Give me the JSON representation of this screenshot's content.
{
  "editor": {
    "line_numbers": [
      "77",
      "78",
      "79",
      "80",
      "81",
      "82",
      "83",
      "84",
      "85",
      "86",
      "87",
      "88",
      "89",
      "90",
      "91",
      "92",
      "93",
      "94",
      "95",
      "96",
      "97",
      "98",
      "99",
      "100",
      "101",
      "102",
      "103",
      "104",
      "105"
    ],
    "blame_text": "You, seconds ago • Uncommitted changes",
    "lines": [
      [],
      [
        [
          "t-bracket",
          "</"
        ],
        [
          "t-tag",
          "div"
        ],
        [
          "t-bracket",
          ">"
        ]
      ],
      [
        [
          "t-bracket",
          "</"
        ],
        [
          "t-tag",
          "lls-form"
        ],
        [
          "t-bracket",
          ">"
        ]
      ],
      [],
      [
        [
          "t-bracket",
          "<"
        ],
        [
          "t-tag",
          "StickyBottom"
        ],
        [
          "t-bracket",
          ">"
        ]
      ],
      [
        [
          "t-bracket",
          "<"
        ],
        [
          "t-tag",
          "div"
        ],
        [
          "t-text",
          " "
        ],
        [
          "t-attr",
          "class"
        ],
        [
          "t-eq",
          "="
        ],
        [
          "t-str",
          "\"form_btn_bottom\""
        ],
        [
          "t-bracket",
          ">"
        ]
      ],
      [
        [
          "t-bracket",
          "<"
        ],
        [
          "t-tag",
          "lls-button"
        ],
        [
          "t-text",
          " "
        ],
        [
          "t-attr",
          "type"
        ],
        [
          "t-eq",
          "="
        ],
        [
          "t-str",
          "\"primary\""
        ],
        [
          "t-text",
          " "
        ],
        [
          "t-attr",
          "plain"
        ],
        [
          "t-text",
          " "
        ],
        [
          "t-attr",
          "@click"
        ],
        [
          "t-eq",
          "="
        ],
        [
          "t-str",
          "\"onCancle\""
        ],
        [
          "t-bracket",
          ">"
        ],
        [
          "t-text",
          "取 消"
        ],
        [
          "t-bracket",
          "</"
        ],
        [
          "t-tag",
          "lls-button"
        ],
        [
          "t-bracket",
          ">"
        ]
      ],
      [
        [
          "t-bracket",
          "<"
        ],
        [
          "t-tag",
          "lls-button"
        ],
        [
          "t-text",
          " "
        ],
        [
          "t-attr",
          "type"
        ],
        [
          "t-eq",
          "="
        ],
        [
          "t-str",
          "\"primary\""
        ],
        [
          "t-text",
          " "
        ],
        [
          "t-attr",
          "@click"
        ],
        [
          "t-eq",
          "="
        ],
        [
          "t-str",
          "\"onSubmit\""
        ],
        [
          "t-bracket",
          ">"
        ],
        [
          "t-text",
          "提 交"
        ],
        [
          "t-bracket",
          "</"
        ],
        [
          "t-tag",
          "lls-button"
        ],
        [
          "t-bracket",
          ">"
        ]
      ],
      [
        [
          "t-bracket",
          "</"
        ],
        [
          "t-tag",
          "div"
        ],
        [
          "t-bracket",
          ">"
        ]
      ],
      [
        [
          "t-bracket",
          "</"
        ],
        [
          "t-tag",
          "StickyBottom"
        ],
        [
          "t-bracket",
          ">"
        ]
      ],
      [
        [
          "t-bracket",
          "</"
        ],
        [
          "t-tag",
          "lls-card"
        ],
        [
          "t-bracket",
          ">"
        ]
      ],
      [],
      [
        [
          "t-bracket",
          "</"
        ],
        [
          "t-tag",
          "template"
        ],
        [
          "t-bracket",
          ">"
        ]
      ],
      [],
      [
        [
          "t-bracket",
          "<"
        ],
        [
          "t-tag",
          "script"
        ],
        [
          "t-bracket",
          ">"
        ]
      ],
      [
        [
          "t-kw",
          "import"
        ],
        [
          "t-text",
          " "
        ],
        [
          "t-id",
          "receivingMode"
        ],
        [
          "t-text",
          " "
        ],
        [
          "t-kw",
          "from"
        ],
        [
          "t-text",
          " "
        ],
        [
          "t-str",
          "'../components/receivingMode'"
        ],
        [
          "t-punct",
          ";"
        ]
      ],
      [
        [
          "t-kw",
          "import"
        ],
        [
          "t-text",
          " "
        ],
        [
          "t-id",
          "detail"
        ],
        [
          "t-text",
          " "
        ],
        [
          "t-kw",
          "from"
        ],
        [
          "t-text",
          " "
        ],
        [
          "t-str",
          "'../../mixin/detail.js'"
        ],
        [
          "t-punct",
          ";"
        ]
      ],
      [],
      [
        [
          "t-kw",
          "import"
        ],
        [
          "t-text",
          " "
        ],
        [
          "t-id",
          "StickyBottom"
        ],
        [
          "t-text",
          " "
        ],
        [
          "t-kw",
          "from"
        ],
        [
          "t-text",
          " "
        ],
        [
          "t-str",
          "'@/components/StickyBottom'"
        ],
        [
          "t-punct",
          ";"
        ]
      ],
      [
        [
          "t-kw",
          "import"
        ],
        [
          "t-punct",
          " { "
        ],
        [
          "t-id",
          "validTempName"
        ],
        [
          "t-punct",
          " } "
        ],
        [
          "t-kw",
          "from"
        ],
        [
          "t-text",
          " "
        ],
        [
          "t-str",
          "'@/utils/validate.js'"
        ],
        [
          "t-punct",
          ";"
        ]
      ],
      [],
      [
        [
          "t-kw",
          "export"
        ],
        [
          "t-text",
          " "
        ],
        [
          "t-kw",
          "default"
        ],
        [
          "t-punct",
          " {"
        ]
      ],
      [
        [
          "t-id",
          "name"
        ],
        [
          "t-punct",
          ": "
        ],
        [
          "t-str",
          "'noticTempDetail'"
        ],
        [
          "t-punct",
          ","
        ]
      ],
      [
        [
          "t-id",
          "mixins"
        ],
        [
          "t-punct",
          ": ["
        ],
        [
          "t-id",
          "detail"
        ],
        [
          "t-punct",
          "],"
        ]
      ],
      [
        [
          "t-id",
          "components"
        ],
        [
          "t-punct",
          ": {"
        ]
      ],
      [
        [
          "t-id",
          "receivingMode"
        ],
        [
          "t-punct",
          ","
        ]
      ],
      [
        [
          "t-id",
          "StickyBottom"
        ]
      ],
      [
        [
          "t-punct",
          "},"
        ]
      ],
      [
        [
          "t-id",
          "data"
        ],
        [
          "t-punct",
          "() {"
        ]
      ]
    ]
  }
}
--
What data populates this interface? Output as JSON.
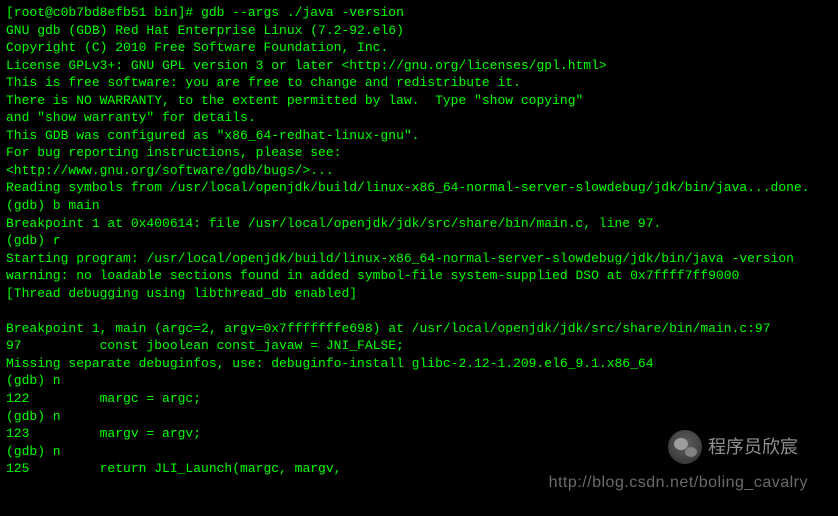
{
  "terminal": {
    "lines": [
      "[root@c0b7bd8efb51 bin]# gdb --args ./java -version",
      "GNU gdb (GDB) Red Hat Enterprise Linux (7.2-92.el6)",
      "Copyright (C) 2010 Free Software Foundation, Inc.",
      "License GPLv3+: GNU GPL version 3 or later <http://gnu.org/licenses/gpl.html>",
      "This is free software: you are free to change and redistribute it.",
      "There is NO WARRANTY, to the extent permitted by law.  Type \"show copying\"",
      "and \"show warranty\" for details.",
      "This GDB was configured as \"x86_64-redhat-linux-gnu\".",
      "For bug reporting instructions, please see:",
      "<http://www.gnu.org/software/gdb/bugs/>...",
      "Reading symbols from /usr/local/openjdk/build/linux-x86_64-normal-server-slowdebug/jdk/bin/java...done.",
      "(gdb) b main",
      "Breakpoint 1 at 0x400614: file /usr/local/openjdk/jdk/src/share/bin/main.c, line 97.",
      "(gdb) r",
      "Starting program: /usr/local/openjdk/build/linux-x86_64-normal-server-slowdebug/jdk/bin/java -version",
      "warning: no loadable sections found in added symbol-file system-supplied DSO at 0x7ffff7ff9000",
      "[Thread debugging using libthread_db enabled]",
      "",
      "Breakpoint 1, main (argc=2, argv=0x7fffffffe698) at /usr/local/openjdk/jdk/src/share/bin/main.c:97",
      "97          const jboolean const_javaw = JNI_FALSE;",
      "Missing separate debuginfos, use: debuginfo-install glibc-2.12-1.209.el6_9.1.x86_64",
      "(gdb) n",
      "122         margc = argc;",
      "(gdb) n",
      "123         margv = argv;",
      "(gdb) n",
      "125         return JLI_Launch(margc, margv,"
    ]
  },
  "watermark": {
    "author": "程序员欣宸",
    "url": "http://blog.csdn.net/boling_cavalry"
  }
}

**Exercise task:** Looking at the data above, show all lines where the word "server" occurs.

**Output below:**
      "Reading symbols from /usr/local/openjdk/build/linux-x86_64-normal-server-slowdebug/jdk/bin/java...done.",
      "Starting program: /usr/local/openjdk/build/linux-x86_64-normal-server-slowdebug/jdk/bin/java -version",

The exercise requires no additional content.